Input data →
┌────────
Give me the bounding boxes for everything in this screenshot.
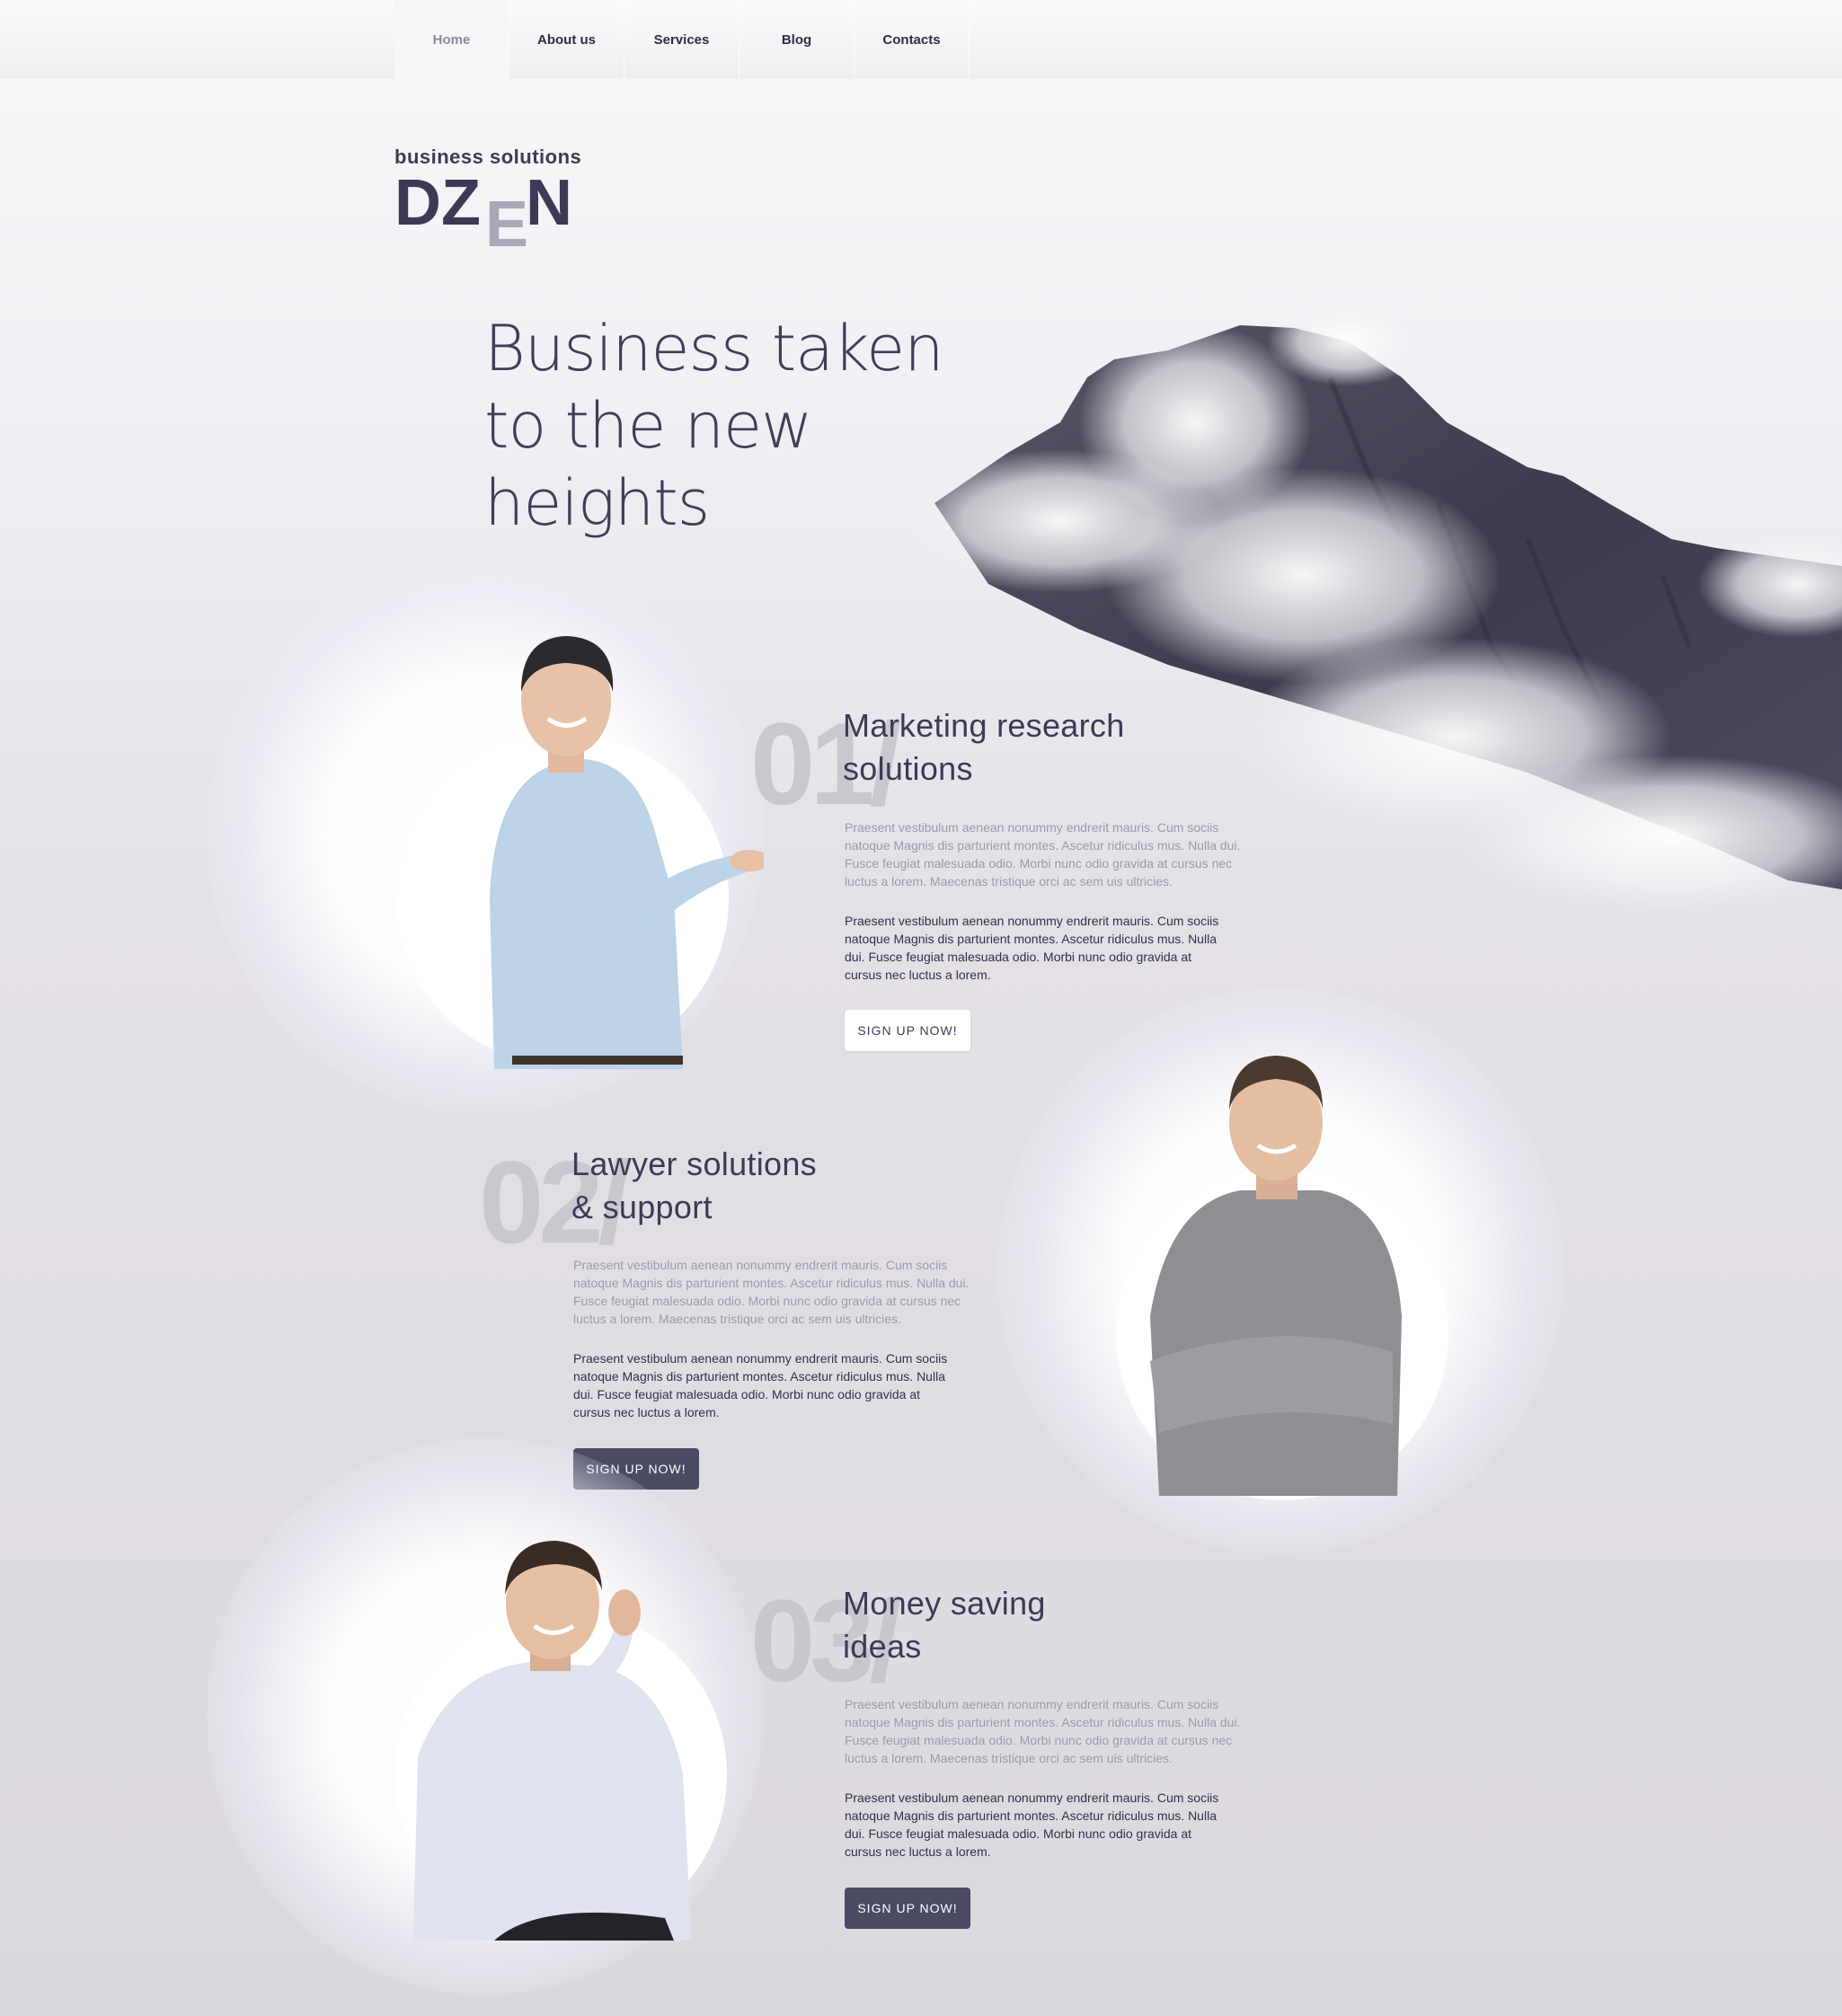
nav-item-services[interactable]: Services xyxy=(624,0,739,79)
hero-line-3: heights xyxy=(484,466,710,540)
feature-title: Money saving ideas xyxy=(843,1585,1046,1665)
feature-text: Praesent vestibulum aenean nonummy endre… xyxy=(845,1791,1219,1859)
nav-menu: Home About us Services Blog Contacts xyxy=(394,0,970,79)
feature-text: Praesent vestibulum aenean nonummy endre… xyxy=(573,1351,948,1419)
hero-heading: Business taken to the new heights xyxy=(484,310,987,542)
site-logo[interactable]: business solutions DZ N E xyxy=(394,146,582,257)
sign-up-button[interactable]: SIGN UP NOW! xyxy=(845,1010,970,1051)
top-navigation: Home About us Services Blog Contacts xyxy=(0,0,1842,79)
feature-text: Praesent vestibulum aenean nonummy endre… xyxy=(845,914,1219,982)
nav-item-blog[interactable]: Blog xyxy=(739,0,855,79)
logo-word-right: N xyxy=(525,167,572,239)
logo-tagline: business solutions xyxy=(394,146,582,168)
nav-item-about-us[interactable]: About us xyxy=(509,0,624,79)
feature-title: Marketing research solutions xyxy=(843,707,1125,787)
feature-text-muted: Praesent vestibulum aenean nonummy endre… xyxy=(573,1258,970,1326)
sign-up-button[interactable]: SIGN UP NOW! xyxy=(845,1888,970,1929)
nav-item-home[interactable]: Home xyxy=(394,0,509,79)
logo-wordmark: DZ N E xyxy=(394,171,581,257)
nav-item-contacts[interactable]: Contacts xyxy=(855,0,970,79)
feature-text-muted: Praesent vestibulum aenean nonummy endre… xyxy=(845,820,1241,889)
logo-word-left: DZ xyxy=(394,167,481,239)
person-thinking-photo xyxy=(395,1541,727,1941)
feature-title: Lawyer solutions & support xyxy=(571,1145,817,1225)
person-presenting-photo xyxy=(396,636,764,1069)
person-arms-crossed-photo xyxy=(1116,1056,1448,1500)
hero-line-1: Business taken xyxy=(484,312,944,385)
hero-line-2: to the new xyxy=(484,389,812,463)
logo-word-e: E xyxy=(485,189,529,261)
feature-text-muted: Praesent vestibulum aenean nonummy endre… xyxy=(845,1697,1241,1765)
└────────
Exercise task →
Copy every line of the listing above character for character, leaving out the picture.

Task response →
Give me the bounding boxes for everything in this screenshot.
nav-item-services[interactable]: Services xyxy=(624,0,739,79)
hero-line-3: heights xyxy=(484,466,710,540)
feature-title: Money saving ideas xyxy=(843,1585,1046,1665)
feature-text: Praesent vestibulum aenean nonummy endre… xyxy=(845,1791,1219,1859)
nav-menu: Home About us Services Blog Contacts xyxy=(394,0,970,79)
feature-text: Praesent vestibulum aenean nonummy endre… xyxy=(573,1351,948,1419)
hero-heading: Business taken to the new heights xyxy=(484,310,987,542)
site-logo[interactable]: business solutions DZ N E xyxy=(394,146,582,257)
sign-up-button[interactable]: SIGN UP NOW! xyxy=(845,1010,970,1051)
top-navigation: Home About us Services Blog Contacts xyxy=(0,0,1842,79)
feature-text: Praesent vestibulum aenean nonummy endre… xyxy=(845,914,1219,982)
nav-item-blog[interactable]: Blog xyxy=(739,0,855,79)
logo-word-right: N xyxy=(525,167,572,239)
logo-tagline: business solutions xyxy=(394,146,582,168)
nav-item-about-us[interactable]: About us xyxy=(509,0,624,79)
feature-title: Marketing research solutions xyxy=(843,707,1125,787)
feature-text-muted: Praesent vestibulum aenean nonummy endre… xyxy=(573,1258,970,1326)
sign-up-button[interactable]: SIGN UP NOW! xyxy=(845,1888,970,1929)
nav-item-home[interactable]: Home xyxy=(394,0,509,79)
logo-wordmark: DZ N E xyxy=(394,171,581,257)
nav-item-contacts[interactable]: Contacts xyxy=(855,0,970,79)
feature-text-muted: Praesent vestibulum aenean nonummy endre… xyxy=(845,820,1241,889)
logo-word-left: DZ xyxy=(394,167,481,239)
person-thinking-photo xyxy=(395,1541,727,1941)
feature-title: Lawyer solutions & support xyxy=(571,1145,817,1225)
person-presenting-photo xyxy=(396,636,764,1069)
person-arms-crossed-photo xyxy=(1116,1056,1448,1500)
hero-line-1: Business taken xyxy=(484,312,944,385)
hero-line-2: to the new xyxy=(484,389,812,463)
logo-word-e: E xyxy=(485,189,529,261)
feature-text-muted: Praesent vestibulum aenean nonummy endre… xyxy=(845,1697,1241,1765)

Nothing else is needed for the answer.